# Written problem
What is needed here is an exact copy of every entry.
* Begin *
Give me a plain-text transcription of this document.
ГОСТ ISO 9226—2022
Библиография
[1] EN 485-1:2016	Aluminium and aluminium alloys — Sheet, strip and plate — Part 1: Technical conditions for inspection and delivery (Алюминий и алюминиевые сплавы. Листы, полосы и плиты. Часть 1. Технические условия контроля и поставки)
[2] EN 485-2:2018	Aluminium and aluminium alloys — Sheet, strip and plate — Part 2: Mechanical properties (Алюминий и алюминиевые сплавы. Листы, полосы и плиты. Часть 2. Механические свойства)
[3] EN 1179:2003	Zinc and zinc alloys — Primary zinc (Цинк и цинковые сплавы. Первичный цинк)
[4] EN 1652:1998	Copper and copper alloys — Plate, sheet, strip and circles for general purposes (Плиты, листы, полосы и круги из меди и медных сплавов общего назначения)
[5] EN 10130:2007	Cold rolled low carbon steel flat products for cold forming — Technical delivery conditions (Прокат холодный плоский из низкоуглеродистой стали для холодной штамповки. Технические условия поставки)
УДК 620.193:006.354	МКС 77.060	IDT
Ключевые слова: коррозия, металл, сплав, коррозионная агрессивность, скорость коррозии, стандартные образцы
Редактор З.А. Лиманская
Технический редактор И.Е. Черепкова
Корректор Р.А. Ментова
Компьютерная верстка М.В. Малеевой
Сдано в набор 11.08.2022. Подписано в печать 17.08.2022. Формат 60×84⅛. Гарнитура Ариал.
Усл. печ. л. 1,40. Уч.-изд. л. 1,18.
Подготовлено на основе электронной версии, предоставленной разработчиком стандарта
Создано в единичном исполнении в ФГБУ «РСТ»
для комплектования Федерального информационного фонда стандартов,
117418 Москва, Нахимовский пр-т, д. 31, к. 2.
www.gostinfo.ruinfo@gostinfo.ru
* End *
# Correct result
Give me a plain-text transcription of this document.
ГОСТ ISO 9226—2022
Библиография
[1] EN 485-1:2016	Aluminium and aluminium alloys — Sheet, strip and plate — Part 1: Technical conditions for inspection and delivery (Алюминий и алюминиевые сплавы. Листы, полосы и плиты. Часть 1. Технические условия контроля и поставки)
[2] EN 485-2:2018	Aluminium and aluminium alloys — Sheet, strip and plate — Part 2: Mechanical properties (Алюминий и алюминиевые сплавы. Листы, полосы и плиты. Часть 2. Механические свойства)
[3] EN 1179:2003	Zinc and zinc alloys — Primary zinc (Цинк и цинковые сплавы. Первичный цинк)
[4] EN 1652:1998	Copper and copper alloys — Plate, sheet, strip and circles for general purposes (Плиты, листы, полосы и круги из меди и медных сплавов общего назначения)
[5] EN 10130:2007	Cold rolled low carbon steel flat products for cold forming — Technical delivery conditions (Прокат холодный плоский из низкоуглеродистой стали для холодной штамповки. Технические условия поставки)
УДК 620.193:006.354	МКС 77.060	IDT
Ключевые слова: коррозия, металл, сплав, коррозионная агрессивность, скорость коррозии, стандартные образцы
Редактор З.А. Лиманская
Технический редактор И.Е. Черепкова
Корректор Р.А. Ментова
Компьютерная верстка М.В. Малеевой
Сдано в набор 11.08.2022. Подписано в печать 17.08.2022. Формат 60×84⅛. Гарнитура Ариал.
Усл. печ. л. 1,40. Уч.-изд. л. 1,18.
Подготовлено на основе электронной версии, предоставленной разработчиком стандарта
Создано в единичном исполнении в ФГБУ «РСТ»
для комплектования Федерального информационного фонда стандартов,
117418 Москва, Нахимовский пр-т, д. 31, к. 2.
www.gostinfo.ruinfo@gostinfo.ru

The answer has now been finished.